> [INPUT DATA]
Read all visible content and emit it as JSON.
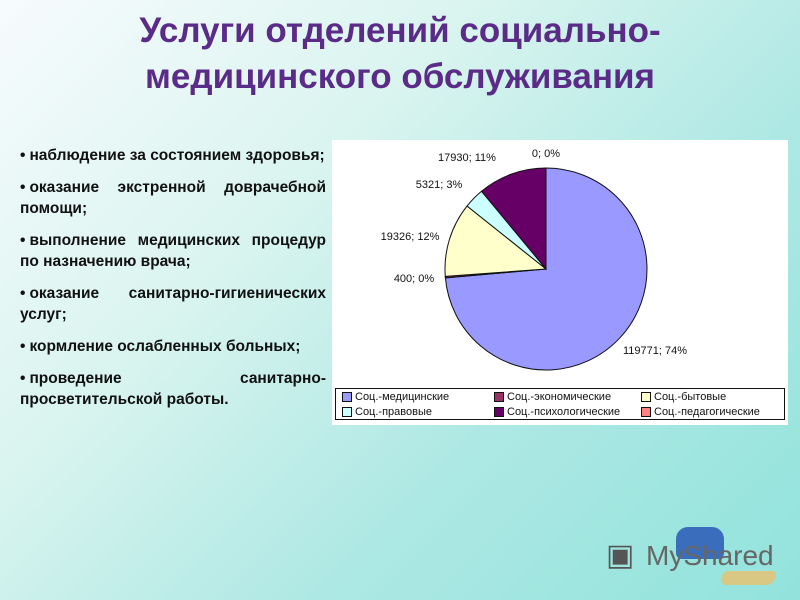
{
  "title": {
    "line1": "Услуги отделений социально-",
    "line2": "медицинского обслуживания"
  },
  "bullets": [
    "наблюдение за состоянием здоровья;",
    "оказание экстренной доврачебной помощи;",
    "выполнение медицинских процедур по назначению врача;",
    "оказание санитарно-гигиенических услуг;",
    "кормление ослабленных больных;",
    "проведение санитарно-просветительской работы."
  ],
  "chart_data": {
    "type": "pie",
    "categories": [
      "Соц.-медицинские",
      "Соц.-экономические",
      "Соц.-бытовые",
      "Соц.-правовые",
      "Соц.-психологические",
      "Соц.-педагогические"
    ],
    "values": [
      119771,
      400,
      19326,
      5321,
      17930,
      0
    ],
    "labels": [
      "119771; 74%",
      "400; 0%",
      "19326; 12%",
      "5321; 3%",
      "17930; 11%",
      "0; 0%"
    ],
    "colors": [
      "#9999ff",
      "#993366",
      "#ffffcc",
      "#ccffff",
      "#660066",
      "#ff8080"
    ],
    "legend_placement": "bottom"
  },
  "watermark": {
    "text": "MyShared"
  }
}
---
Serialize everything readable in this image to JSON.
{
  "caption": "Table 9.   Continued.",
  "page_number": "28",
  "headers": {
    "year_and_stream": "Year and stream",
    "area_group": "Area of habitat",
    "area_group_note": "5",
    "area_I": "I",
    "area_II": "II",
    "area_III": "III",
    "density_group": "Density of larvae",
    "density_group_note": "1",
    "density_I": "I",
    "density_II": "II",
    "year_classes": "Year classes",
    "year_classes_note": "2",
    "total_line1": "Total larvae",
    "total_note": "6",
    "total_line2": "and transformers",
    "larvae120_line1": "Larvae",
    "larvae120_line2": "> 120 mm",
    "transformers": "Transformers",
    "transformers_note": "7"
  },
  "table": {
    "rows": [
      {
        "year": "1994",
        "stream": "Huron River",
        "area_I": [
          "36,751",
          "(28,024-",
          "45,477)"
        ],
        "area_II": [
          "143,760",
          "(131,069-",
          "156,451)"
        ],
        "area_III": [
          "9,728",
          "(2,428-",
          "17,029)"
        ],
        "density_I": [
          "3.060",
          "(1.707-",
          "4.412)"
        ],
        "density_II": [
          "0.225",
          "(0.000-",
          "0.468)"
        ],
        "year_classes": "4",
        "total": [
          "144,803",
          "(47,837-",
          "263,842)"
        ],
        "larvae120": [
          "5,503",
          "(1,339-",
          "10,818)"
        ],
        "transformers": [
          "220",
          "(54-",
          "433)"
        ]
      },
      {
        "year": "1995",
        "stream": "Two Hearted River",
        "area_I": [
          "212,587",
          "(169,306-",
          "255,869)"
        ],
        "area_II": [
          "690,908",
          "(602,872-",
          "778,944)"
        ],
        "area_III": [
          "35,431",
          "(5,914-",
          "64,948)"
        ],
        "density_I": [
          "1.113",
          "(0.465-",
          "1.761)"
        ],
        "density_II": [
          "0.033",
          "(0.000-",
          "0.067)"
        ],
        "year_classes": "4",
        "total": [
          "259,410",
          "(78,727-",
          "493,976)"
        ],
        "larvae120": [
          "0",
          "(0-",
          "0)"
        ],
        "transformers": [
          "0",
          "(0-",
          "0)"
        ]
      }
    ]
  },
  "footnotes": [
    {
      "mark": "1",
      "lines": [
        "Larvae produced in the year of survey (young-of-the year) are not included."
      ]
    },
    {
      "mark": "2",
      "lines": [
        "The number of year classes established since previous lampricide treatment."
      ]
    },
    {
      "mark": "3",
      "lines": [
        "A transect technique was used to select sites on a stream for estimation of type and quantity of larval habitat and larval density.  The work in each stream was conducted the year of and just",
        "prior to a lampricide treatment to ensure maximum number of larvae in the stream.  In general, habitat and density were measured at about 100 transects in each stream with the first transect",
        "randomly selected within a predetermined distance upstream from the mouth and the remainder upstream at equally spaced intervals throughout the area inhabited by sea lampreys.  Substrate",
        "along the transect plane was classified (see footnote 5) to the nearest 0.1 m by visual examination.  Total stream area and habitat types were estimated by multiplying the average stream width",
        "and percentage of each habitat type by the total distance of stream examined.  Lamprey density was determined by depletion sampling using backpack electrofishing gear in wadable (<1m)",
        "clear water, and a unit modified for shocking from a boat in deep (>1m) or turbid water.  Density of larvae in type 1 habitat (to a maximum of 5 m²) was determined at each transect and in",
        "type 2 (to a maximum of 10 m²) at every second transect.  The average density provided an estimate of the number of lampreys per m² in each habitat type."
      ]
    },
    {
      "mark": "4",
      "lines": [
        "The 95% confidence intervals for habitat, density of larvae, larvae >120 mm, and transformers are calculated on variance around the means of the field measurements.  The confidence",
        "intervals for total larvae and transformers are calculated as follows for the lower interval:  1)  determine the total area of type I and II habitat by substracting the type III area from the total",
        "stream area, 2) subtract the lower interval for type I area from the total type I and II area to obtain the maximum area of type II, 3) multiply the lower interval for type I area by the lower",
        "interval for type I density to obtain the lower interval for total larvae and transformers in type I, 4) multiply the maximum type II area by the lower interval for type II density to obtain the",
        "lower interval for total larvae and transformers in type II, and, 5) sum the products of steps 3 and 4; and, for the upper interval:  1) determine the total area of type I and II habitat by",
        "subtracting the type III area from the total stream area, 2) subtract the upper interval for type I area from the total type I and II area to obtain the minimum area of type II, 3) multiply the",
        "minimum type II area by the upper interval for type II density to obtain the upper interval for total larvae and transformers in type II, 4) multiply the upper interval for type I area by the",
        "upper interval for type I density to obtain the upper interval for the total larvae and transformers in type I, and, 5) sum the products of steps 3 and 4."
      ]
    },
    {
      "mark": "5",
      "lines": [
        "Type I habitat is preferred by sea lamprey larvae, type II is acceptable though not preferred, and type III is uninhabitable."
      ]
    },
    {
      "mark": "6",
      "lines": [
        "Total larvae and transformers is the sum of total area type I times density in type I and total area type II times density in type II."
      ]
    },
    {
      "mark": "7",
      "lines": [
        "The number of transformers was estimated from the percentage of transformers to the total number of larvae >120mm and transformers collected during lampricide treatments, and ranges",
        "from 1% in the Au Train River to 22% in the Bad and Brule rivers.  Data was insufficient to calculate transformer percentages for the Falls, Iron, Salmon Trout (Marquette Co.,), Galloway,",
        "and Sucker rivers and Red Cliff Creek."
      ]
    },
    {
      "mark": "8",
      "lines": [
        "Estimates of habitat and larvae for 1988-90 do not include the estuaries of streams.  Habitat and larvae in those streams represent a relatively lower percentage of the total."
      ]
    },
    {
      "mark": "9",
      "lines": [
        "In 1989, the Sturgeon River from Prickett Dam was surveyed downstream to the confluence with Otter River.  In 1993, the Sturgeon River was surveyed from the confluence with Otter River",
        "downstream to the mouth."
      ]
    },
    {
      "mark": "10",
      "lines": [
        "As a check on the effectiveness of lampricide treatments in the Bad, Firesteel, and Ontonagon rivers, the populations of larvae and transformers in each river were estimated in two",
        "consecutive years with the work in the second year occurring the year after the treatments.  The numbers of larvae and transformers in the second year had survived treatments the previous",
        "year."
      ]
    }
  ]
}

> [PROBLEM REQUIREMENTS]
Check each line of the data above for the word "санитарно", then state how many lines have it. Give the number alone.

> [RESPONSE TO THIS TASK]
2